### What is required
Print out each entry below exactly, please.

### Material shown
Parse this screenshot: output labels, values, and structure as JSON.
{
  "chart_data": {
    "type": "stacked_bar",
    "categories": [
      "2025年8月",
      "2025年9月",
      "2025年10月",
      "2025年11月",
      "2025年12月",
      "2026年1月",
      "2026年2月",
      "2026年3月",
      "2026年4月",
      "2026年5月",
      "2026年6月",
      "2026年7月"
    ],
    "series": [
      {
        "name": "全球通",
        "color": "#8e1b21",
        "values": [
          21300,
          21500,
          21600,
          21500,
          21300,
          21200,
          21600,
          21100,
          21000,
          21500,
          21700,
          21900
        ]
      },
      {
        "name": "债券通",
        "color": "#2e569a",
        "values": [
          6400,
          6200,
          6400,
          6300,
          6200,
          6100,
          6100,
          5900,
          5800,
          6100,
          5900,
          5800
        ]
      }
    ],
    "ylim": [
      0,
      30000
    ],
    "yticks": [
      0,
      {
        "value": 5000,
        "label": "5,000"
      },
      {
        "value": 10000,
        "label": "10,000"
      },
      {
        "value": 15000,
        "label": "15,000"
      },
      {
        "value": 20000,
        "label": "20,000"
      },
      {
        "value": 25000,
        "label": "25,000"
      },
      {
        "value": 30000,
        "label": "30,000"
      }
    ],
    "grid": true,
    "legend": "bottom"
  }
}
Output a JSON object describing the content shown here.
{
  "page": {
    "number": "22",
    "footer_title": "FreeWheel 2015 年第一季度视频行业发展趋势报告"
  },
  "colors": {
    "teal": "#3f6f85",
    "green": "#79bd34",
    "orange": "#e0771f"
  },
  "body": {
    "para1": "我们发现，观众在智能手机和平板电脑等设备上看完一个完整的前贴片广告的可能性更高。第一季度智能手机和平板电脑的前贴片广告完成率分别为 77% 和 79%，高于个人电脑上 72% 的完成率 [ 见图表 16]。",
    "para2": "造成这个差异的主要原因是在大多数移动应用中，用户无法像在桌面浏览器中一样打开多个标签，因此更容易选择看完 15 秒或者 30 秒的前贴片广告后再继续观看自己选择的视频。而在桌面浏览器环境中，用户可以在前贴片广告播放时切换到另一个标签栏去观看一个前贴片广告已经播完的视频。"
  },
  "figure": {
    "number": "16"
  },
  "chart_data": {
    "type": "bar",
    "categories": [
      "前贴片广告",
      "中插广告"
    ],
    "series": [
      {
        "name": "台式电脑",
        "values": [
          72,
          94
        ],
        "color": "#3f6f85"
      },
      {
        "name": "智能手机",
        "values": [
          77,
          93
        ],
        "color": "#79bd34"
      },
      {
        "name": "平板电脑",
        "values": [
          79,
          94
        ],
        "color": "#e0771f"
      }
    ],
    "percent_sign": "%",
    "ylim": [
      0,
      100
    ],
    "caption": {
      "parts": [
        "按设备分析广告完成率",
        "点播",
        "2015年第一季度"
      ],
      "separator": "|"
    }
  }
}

### Result
Parse this screenshot: output labels, values, and structure as JSON.
{
  "chart_data": {
    "type": "stacked_bar",
    "categories": [
      "2025年8月",
      "2025年9月",
      "2025年10月",
      "2025年11月",
      "2025年12月",
      "2026年1月",
      "2026年2月",
      "2026年3月",
      "2026年4月",
      "2026年5月",
      "2026年6月",
      "2026年7月"
    ],
    "series": [
      {
        "name": "全球通",
        "color": "#8e1b21",
        "values": [
          21300,
          21500,
          21600,
          21500,
          21300,
          21200,
          21600,
          21100,
          21000,
          21500,
          21700,
          21900
        ]
      },
      {
        "name": "债券通",
        "color": "#2e569a",
        "values": [
          6400,
          6200,
          6400,
          6300,
          6200,
          6100,
          6100,
          5900,
          5800,
          6100,
          5900,
          5800
        ]
      }
    ],
    "ylim": [
      0,
      30000
    ],
    "yticks": [
      0,
      {
        "value": 5000,
        "label": "5,000"
      },
      {
        "value": 10000,
        "label": "10,000"
      },
      {
        "value": 15000,
        "label": "15,000"
      },
      {
        "value": 20000,
        "label": "20,000"
      },
      {
        "value": 25000,
        "label": "25,000"
      },
      {
        "value": 30000,
        "label": "30,000"
      }
    ],
    "grid": true,
    "legend": "bottom"
  }
}
Output a JSON object describing the content shown here.
{
  "page": {
    "number": "22",
    "footer_title": "FreeWheel 2015 年第一季度视频行业发展趋势报告"
  },
  "colors": {
    "teal": "#3f6f85",
    "green": "#79bd34",
    "orange": "#e0771f"
  },
  "body": {
    "para1": "我们发现，观众在智能手机和平板电脑等设备上看完一个完整的前贴片广告的可能性更高。第一季度智能手机和平板电脑的前贴片广告完成率分别为 77% 和 79%，高于个人电脑上 72% 的完成率 [ 见图表 16]。",
    "para2": "造成这个差异的主要原因是在大多数移动应用中，用户无法像在桌面浏览器中一样打开多个标签，因此更容易选择看完 15 秒或者 30 秒的前贴片广告后再继续观看自己选择的视频。而在桌面浏览器环境中，用户可以在前贴片广告播放时切换到另一个标签栏去观看一个前贴片广告已经播完的视频。"
  },
  "figure": {
    "number": "16"
  },
  "chart_data": {
    "type": "bar",
    "categories": [
      "前贴片广告",
      "中插广告"
    ],
    "series": [
      {
        "name": "台式电脑",
        "values": [
          72,
          94
        ],
        "color": "#3f6f85"
      },
      {
        "name": "智能手机",
        "values": [
          77,
          93
        ],
        "color": "#79bd34"
      },
      {
        "name": "平板电脑",
        "values": [
          79,
          94
        ],
        "color": "#e0771f"
      }
    ],
    "percent_sign": "%",
    "ylim": [
      0,
      100
    ],
    "caption": {
      "parts": [
        "按设备分析广告完成率",
        "点播",
        "2015年第一季度"
      ],
      "separator": "|"
    }
  }
}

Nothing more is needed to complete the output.